*Task directions*
Do any lines in the data below contain "HTML"? If so, copy every one of them.

*Given data*
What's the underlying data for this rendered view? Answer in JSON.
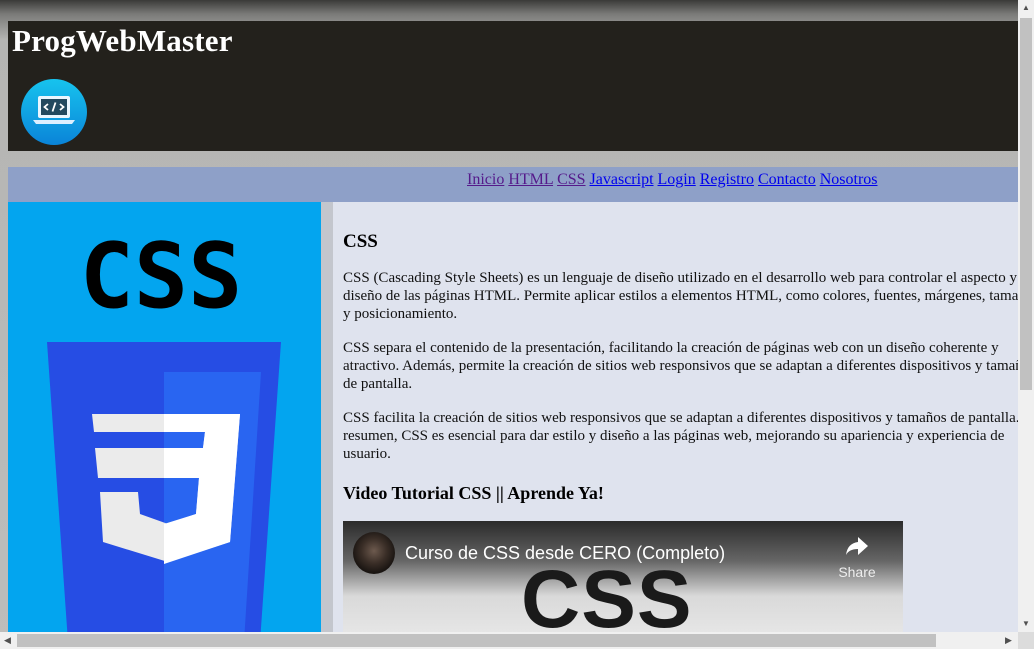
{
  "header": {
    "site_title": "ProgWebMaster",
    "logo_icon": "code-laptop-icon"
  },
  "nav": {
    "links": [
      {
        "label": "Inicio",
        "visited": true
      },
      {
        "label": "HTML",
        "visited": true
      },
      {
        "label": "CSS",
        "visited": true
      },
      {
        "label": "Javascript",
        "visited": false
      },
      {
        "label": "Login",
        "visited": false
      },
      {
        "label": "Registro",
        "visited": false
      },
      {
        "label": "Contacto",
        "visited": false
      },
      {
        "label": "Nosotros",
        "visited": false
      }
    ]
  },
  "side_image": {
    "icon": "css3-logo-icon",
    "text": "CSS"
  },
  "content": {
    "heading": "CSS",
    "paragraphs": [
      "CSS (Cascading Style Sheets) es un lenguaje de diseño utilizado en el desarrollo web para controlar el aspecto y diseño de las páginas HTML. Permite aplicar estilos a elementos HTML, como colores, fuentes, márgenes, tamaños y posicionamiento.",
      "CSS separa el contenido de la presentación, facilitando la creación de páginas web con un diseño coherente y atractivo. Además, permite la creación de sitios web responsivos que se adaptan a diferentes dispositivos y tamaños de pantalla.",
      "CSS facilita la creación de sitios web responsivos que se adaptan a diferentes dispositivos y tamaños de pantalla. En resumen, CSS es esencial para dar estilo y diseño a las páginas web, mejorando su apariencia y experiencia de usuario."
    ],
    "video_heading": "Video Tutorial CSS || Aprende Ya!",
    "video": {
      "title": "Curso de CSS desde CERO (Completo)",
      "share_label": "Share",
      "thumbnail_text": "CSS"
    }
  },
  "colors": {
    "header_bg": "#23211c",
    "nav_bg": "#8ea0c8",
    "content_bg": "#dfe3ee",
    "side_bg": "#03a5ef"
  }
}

*Your solution*
        "label": "HTML",
      "CSS (Cascading Style Sheets) es un lenguaje de diseño utilizado en el desarrollo web para controlar el aspecto y diseño de las páginas HTML. Permite aplicar estilos a elementos HTML, como colores, fuentes, márgenes, tamaños y posicionamiento.",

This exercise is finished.